- DIRECTIVE:
Return every line of the entries below unchanged, in the same order.

- EXTRACTED ENTRIES:
+++

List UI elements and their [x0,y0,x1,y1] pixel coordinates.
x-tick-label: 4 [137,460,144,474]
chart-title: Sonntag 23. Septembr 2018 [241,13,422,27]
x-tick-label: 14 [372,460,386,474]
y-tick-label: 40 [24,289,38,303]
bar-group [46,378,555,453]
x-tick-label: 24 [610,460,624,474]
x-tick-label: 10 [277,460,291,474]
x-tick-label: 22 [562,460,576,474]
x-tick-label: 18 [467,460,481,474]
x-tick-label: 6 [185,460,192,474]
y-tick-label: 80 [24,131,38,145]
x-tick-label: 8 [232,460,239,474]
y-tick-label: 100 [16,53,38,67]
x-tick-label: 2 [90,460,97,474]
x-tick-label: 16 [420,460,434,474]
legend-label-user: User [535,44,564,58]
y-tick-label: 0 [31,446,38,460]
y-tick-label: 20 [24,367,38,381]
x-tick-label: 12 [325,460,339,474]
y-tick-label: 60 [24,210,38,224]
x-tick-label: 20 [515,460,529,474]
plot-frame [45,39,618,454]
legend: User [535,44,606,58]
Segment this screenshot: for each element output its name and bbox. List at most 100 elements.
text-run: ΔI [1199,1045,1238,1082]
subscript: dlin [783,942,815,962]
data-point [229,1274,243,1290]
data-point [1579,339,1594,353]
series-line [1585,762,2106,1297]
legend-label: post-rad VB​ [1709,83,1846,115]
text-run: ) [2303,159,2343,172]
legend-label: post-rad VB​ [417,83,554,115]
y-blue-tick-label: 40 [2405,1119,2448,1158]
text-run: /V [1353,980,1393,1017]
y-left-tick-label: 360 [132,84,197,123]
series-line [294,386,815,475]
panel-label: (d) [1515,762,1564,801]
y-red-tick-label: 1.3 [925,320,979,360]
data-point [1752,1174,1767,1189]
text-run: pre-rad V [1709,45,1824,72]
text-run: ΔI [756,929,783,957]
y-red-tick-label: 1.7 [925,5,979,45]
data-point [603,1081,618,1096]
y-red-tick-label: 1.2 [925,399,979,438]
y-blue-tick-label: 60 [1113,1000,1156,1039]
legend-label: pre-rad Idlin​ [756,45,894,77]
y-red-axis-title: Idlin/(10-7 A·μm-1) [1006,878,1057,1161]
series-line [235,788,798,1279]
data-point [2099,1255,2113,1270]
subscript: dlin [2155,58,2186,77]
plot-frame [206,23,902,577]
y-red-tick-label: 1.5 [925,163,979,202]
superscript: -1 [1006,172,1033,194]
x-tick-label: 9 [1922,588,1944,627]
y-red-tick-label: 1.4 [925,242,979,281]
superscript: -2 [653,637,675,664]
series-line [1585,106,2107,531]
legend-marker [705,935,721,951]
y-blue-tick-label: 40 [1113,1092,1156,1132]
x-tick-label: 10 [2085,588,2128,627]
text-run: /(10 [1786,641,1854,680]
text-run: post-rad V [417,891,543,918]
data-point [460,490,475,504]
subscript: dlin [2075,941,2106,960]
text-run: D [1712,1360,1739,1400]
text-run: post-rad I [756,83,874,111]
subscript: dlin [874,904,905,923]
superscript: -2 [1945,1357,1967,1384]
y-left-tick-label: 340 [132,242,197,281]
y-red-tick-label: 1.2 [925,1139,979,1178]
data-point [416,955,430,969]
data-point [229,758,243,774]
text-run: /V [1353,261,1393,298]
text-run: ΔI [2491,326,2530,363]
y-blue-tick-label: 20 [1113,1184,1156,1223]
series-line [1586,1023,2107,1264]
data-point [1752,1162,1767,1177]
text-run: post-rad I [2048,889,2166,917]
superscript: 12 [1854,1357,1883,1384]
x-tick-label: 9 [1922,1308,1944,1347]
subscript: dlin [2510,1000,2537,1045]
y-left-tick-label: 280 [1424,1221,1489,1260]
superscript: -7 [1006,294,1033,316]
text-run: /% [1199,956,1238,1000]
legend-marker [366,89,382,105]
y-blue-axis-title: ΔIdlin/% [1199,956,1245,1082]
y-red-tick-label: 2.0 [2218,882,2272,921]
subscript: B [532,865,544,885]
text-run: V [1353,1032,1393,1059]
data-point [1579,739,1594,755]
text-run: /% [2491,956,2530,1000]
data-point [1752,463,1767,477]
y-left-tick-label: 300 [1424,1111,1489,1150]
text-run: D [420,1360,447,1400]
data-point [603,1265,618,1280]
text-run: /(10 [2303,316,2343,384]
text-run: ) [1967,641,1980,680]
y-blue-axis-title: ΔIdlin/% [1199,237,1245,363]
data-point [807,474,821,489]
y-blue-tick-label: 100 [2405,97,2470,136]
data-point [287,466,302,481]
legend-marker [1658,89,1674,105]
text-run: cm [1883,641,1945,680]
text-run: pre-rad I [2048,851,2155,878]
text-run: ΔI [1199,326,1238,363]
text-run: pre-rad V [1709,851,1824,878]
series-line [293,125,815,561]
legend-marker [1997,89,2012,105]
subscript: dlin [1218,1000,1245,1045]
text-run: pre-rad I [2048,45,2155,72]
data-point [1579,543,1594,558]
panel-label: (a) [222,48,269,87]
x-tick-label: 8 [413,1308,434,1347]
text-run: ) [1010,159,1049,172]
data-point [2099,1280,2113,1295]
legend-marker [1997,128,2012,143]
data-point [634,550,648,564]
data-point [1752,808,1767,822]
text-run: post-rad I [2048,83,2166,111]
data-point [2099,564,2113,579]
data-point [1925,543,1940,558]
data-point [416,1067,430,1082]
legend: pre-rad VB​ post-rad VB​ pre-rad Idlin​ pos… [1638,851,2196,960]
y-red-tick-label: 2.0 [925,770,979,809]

+++

- CORRECT RESPONSE:
List UI elements and their [x0,y0,x1,y1] pixel coordinates.
x-tick-label: 4 [137,460,144,474]
chart-title: Sonntag 23. Septembr 2018 [241,13,422,27]
x-tick-label: 14 [372,460,386,474]
y-tick-label: 40 [24,289,38,303]
bar-group [46,378,555,453]
x-tick-label: 24 [610,460,624,474]
x-tick-label: 10 [277,460,291,474]
x-tick-label: 22 [562,460,576,474]
x-tick-label: 18 [467,460,481,474]
x-tick-label: 6 [185,460,192,474]
y-tick-label: 80 [24,131,38,145]
x-tick-label: 8 [232,460,239,474]
y-tick-label: 100 [16,53,38,67]
x-tick-label: 2 [90,460,97,474]
x-tick-label: 16 [420,460,434,474]
legend-label-user: User [535,44,564,58]
y-tick-label: 0 [31,446,38,460]
y-tick-label: 20 [24,367,38,381]
x-tick-label: 12 [325,460,339,474]
y-tick-label: 60 [24,210,38,224]
x-tick-label: 20 [515,460,529,474]
plot-frame [45,39,618,454]
legend: User [535,44,606,58]
Segment this screenshot: for each element output its name and bbox. List at most 100 elements.
text-run: ΔI [1199,1045,1238,1082]
subscript: dlin [783,942,815,962]
data-point [229,1274,243,1290]
data-point [1579,339,1594,353]
series-line [1585,762,2106,1297]
legend-label: post-rad VB​ [1709,83,1846,115]
text-run: ) [2303,159,2343,172]
legend-label: post-rad VB​ [417,83,554,115]
y-blue-tick-label: 40 [2405,1119,2448,1158]
text-run: /V [1353,980,1393,1017]
y-left-tick-label: 360 [132,84,197,123]
series-line [294,386,815,475]
panel-label: (d) [1515,762,1564,801]
y-red-tick-label: 1.3 [925,320,979,360]
data-point [1752,1174,1767,1189]
text-run: pre-rad V [1709,45,1824,72]
text-run: ΔI [756,929,783,957]
y-red-tick-label: 1.7 [925,5,979,45]
data-point [603,1081,618,1096]
y-red-tick-label: 1.2 [925,399,979,438]
y-blue-tick-label: 60 [1113,1000,1156,1039]
legend-label: pre-rad Idlin​ [756,45,894,77]
y-red-axis-title: Idlin/(10-7 A·μm-1) [1006,878,1057,1161]
series-line [235,788,798,1279]
data-point [2099,1255,2113,1270]
subscript: dlin [2155,58,2186,77]
plot-frame [206,23,902,577]
y-red-tick-label: 1.5 [925,163,979,202]
superscript: -1 [1006,172,1033,194]
x-tick-label: 9 [1922,588,1944,627]
y-red-tick-label: 1.4 [925,242,979,281]
superscript: -2 [653,637,675,664]
series-line [1585,106,2107,531]
legend-marker [705,935,721,951]
y-blue-tick-label: 40 [1113,1092,1156,1132]
x-tick-label: 10 [2085,588,2128,627]
text-run: /(10 [1786,641,1854,680]
text-run: post-rad V [417,891,543,918]
data-point [460,490,475,504]
subscript: dlin [2075,941,2106,960]
text-run: D [1712,1360,1739,1400]
text-run: post-rad I [756,83,874,111]
subscript: dlin [874,904,905,923]
superscript: -2 [1945,1357,1967,1384]
y-left-tick-label: 340 [132,242,197,281]
y-red-tick-label: 1.2 [925,1139,979,1178]
data-point [416,955,430,969]
data-point [229,758,243,774]
text-run: /V [1353,261,1393,298]
text-run: ΔI [2491,326,2530,363]
y-blue-tick-label: 20 [1113,1184,1156,1223]
series-line [1586,1023,2107,1264]
data-point [1752,1162,1767,1177]
text-run: post-rad I [2048,889,2166,917]
superscript: 12 [1854,1357,1883,1384]
x-tick-label: 9 [1922,1308,1944,1347]
subscript: dlin [2510,1000,2537,1045]
y-left-tick-label: 280 [1424,1221,1489,1260]
superscript: -7 [1006,294,1033,316]
text-run: /% [1199,956,1238,1000]
legend-marker [366,89,382,105]
y-blue-axis-title: ΔIdlin/% [1199,956,1245,1082]
y-red-tick-label: 2.0 [2218,882,2272,921]
subscript: B [532,865,544,885]
text-run: V [1353,1032,1393,1059]
data-point [1579,739,1594,755]
text-run: /% [2491,956,2530,1000]
data-point [1752,463,1767,477]
y-left-tick-label: 300 [1424,1111,1489,1150]
text-run: D [420,1360,447,1400]
data-point [603,1265,618,1280]
text-run: /(10 [2303,316,2343,384]
text-run: ) [1967,641,1980,680]
y-blue-axis-title: ΔIdlin/% [1199,237,1245,363]
data-point [807,474,821,489]
y-blue-tick-label: 100 [2405,97,2470,136]
data-point [287,466,302,481]
legend-marker [1658,89,1674,105]
text-run: cm [1883,641,1945,680]
text-run: pre-rad I [2048,851,2155,878]
text-run: ΔI [1199,326,1238,363]
text-run: pre-rad V [1709,851,1824,878]
series-line [293,125,815,561]
legend-marker [1997,89,2012,105]
subscript: dlin [1218,1000,1245,1045]
text-run: pre-rad I [2048,45,2155,72]
data-point [1579,543,1594,558]
panel-label: (a) [222,48,269,87]
x-tick-label: 8 [413,1308,434,1347]
text-run: ) [1010,159,1049,172]
data-point [2099,1280,2113,1295]
legend-marker [1997,128,2012,143]
data-point [634,550,648,564]
data-point [1752,808,1767,822]
text-run: post-rad I [2048,83,2166,111]
data-point [2099,564,2113,579]
data-point [1925,543,1940,558]
data-point [416,1067,430,1082]
legend: pre-rad VB​ post-rad VB​ pre-rad Idlin​ pos… [1638,851,2196,960]
y-red-tick-label: 2.0 [925,770,979,809]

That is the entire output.